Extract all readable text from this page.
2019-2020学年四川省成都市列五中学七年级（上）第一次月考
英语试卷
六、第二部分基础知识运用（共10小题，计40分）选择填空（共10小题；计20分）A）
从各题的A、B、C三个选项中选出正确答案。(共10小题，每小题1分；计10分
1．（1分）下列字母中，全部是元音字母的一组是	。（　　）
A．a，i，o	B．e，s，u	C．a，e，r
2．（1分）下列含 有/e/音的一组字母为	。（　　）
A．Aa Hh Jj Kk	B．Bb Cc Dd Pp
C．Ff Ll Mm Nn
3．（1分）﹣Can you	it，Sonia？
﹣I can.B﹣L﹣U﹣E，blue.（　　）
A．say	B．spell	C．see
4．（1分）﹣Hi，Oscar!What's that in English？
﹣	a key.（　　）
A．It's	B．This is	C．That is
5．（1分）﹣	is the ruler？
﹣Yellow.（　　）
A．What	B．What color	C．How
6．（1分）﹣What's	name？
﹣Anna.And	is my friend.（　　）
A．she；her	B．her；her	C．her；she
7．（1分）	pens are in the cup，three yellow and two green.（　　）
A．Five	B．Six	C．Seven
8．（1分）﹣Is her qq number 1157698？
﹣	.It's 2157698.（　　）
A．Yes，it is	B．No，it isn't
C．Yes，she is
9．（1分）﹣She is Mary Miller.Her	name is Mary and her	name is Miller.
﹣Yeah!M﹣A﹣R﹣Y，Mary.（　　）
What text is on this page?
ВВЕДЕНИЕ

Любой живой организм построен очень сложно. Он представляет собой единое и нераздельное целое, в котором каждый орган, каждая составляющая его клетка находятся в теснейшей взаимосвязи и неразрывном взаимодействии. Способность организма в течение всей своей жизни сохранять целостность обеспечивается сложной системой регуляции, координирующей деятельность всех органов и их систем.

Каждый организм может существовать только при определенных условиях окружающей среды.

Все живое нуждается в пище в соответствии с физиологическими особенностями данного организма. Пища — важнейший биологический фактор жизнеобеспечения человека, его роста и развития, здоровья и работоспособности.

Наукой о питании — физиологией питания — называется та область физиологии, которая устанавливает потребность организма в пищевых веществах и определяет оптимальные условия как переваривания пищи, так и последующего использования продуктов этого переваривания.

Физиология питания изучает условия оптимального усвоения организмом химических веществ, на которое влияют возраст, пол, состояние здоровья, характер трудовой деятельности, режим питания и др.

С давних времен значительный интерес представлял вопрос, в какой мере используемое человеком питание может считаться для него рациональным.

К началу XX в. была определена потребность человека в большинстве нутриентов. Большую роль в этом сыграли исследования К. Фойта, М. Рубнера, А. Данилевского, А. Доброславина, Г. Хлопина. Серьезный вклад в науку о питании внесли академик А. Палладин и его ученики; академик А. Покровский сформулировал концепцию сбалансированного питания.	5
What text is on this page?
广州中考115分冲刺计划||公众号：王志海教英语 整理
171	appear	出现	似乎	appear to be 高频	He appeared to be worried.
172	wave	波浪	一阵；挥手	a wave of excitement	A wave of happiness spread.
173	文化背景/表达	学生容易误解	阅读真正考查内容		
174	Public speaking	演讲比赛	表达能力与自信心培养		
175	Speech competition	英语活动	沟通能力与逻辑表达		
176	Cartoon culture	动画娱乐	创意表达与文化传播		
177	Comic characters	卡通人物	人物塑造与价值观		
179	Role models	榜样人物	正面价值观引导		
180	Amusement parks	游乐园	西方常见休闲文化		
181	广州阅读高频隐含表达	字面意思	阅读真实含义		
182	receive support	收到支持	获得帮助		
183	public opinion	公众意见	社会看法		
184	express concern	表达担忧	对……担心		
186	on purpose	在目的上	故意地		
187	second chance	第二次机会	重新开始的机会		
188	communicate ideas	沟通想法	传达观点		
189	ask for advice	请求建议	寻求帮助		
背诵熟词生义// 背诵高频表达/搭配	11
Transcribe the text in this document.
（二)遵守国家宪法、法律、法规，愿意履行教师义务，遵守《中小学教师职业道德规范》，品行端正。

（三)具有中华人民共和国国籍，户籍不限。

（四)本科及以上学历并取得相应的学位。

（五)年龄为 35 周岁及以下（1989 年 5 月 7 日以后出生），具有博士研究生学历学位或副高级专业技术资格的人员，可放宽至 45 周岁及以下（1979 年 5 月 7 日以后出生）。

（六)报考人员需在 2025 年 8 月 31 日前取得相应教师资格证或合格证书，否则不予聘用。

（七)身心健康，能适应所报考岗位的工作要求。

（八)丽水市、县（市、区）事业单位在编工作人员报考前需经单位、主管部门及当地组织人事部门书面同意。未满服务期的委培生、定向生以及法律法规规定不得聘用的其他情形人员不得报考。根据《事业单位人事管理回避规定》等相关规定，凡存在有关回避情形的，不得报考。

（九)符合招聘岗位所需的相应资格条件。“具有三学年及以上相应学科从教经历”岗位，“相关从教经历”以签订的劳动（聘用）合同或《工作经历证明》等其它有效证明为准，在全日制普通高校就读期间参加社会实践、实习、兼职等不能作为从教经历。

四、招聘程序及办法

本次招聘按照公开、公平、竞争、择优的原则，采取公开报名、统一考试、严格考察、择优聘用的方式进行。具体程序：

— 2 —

****************************************

PROMPT: Print every entry exactly as written.

TASK ANSWER:
Extract all readable text from this page.
2019-2020学年四川省成都市列五中学七年级（上）第一次月考
英语试卷
六、第二部分基础知识运用（共10小题，计40分）选择填空（共10小题；计20分）A）
从各题的A、B、C三个选项中选出正确答案。(共10小题，每小题1分；计10分
1．（1分）下列字母中，全部是元音字母的一组是	。（　　）
A．a，i，o	B．e，s，u	C．a，e，r
2．（1分）下列含 有/e/音的一组字母为	。（　　）
A．Aa Hh Jj Kk	B．Bb Cc Dd Pp
C．Ff Ll Mm Nn
3．（1分）﹣Can you	it，Sonia？
﹣I can.B﹣L﹣U﹣E，blue.（　　）
A．say	B．spell	C．see
4．（1分）﹣Hi，Oscar!What's that in English？
﹣	a key.（　　）
A．It's	B．This is	C．That is
5．（1分）﹣	is the ruler？
﹣Yellow.（　　）
A．What	B．What color	C．How
6．（1分）﹣What's	name？
﹣Anna.And	is my friend.（　　）
A．she；her	B．her；her	C．her；she
7．（1分）	pens are in the cup，three yellow and two green.（　　）
A．Five	B．Six	C．Seven
8．（1分）﹣Is her qq number 1157698？
﹣	.It's 2157698.（　　）
A．Yes，it is	B．No，it isn't
C．Yes，she is
9．（1分）﹣She is Mary Miller.Her	name is Mary and her	name is Miller.
﹣Yeah!M﹣A﹣R﹣Y，Mary.（　　）
What text is on this page?
ВВЕДЕНИЕ

Любой живой организм построен очень сложно. Он представляет собой единое и нераздельное целое, в котором каждый орган, каждая составляющая его клетка находятся в теснейшей взаимосвязи и неразрывном взаимодействии. Способность организма в течение всей своей жизни сохранять целостность обеспечивается сложной системой регуляции, координирующей деятельность всех органов и их систем.

Каждый организм может существовать только при определенных условиях окружающей среды.

Все живое нуждается в пище в соответствии с физиологическими особенностями данного организма. Пища — важнейший биологический фактор жизнеобеспечения человека, его роста и развития, здоровья и работоспособности.

Наукой о питании — физиологией питания — называется та область физиологии, которая устанавливает потребность организма в пищевых веществах и определяет оптимальные условия как переваривания пищи, так и последующего использования продуктов этого переваривания.

Физиология питания изучает условия оптимального усвоения организмом химических веществ, на которое влияют возраст, пол, состояние здоровья, характер трудовой деятельности, режим питания и др.

С давних времен значительный интерес представлял вопрос, в какой мере используемое человеком питание может считаться для него рациональным.

К началу XX в. была определена потребность человека в большинстве нутриентов. Большую роль в этом сыграли исследования К. Фойта, М. Рубнера, А. Данилевского, А. Доброславина, Г. Хлопина. Серьезный вклад в науку о питании внесли академик А. Палладин и его ученики; академик А. Покровский сформулировал концепцию сбалансированного питания.	5
What text is on this page?
广州中考115分冲刺计划||公众号：王志海教英语 整理
171	appear	出现	似乎	appear to be 高频	He appeared to be worried.
172	wave	波浪	一阵；挥手	a wave of excitement	A wave of happiness spread.
173	文化背景/表达	学生容易误解	阅读真正考查内容		
174	Public speaking	演讲比赛	表达能力与自信心培养		
175	Speech competition	英语活动	沟通能力与逻辑表达		
176	Cartoon culture	动画娱乐	创意表达与文化传播		
177	Comic characters	卡通人物	人物塑造与价值观		
179	Role models	榜样人物	正面价值观引导		
180	Amusement parks	游乐园	西方常见休闲文化		
181	广州阅读高频隐含表达	字面意思	阅读真实含义		
182	receive support	收到支持	获得帮助		
183	public opinion	公众意见	社会看法		
184	express concern	表达担忧	对……担心		
186	on purpose	在目的上	故意地		
187	second chance	第二次机会	重新开始的机会		
188	communicate ideas	沟通想法	传达观点		
189	ask for advice	请求建议	寻求帮助		
背诵熟词生义// 背诵高频表达/搭配	11
Transcribe the text in this document.
（二)遵守国家宪法、法律、法规，愿意履行教师义务，遵守《中小学教师职业道德规范》，品行端正。

（三)具有中华人民共和国国籍，户籍不限。

（四)本科及以上学历并取得相应的学位。

（五)年龄为 35 周岁及以下（1989 年 5 月 7 日以后出生），具有博士研究生学历学位或副高级专业技术资格的人员，可放宽至 45 周岁及以下（1979 年 5 月 7 日以后出生）。

（六)报考人员需在 2025 年 8 月 31 日前取得相应教师资格证或合格证书，否则不予聘用。

（七)身心健康，能适应所报考岗位的工作要求。

（八)丽水市、县（市、区）事业单位在编工作人员报考前需经单位、主管部门及当地组织人事部门书面同意。未满服务期的委培生、定向生以及法律法规规定不得聘用的其他情形人员不得报考。根据《事业单位人事管理回避规定》等相关规定，凡存在有关回避情形的，不得报考。

（九)符合招聘岗位所需的相应资格条件。“具有三学年及以上相应学科从教经历”岗位，“相关从教经历”以签订的劳动（聘用）合同或《工作经历证明》等其它有效证明为准，在全日制普通高校就读期间参加社会实践、实习、兼职等不能作为从教经历。

四、招聘程序及办法

本次招聘按照公开、公平、竞争、择优的原则，采取公开报名、统一考试、严格考察、择优聘用的方式进行。具体程序：

— 2 —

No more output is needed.